**What is being asked:**
Restate the whole listing word for word. Pictures are left out.

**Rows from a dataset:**
________________________

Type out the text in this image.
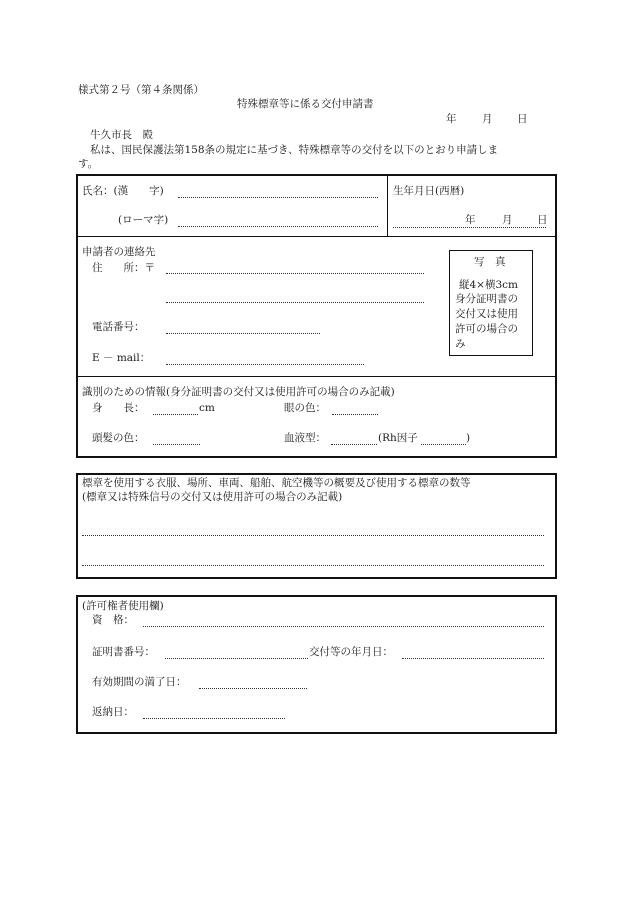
様式第２号（第４条関係）
特殊標章等に係る交付申請書
年 月 日
牛久市長　殿
私は、国民保護法第158条の規定に基づき、特殊標章等の交付を以下のとおり申請しま
す。
氏名：(漢　　字)
(ローマ字)
生年月日(西暦)
年	月 日
申請者の連絡先
住　　所：〒
電話番号：
E － mail：
写　真
縦4×横3cm
身分証明書の
交付又は使用
許可の場合の
み
識別のための情報(身分証明書の交付又は使用許可の場合のみ記載)
身　　長：	cm	眼の色：
頭髪の色：	血液型：	(Rh因子	)
標章を使用する衣服、場所、車両、船舶、航空機等の概要及び使用する標章の数等
(標章又は特殊信号の交付又は使用許可の場合のみ記載)
(許可権者使用欄)
資　格：
証明書番号：	交付等の年月日：
有効期間の満了日：
返納日：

________________________

**Written answer:**
Type out the text in this image.
様式第２号（第４条関係）
特殊標章等に係る交付申請書
年 月 日
牛久市長　殿
私は、国民保護法第158条の規定に基づき、特殊標章等の交付を以下のとおり申請しま
す。
氏名：(漢　　字)
(ローマ字)
生年月日(西暦)
年	月 日
申請者の連絡先
住　　所：〒
電話番号：
E － mail：
写　真
縦4×横3cm
身分証明書の
交付又は使用
許可の場合の
み
識別のための情報(身分証明書の交付又は使用許可の場合のみ記載)
身　　長：	cm	眼の色：
頭髪の色：	血液型：	(Rh因子	)
標章を使用する衣服、場所、車両、船舶、航空機等の概要及び使用する標章の数等
(標章又は特殊信号の交付又は使用許可の場合のみ記載)
(許可権者使用欄)
資　格：
証明書番号：	交付等の年月日：
有効期間の満了日：
返納日：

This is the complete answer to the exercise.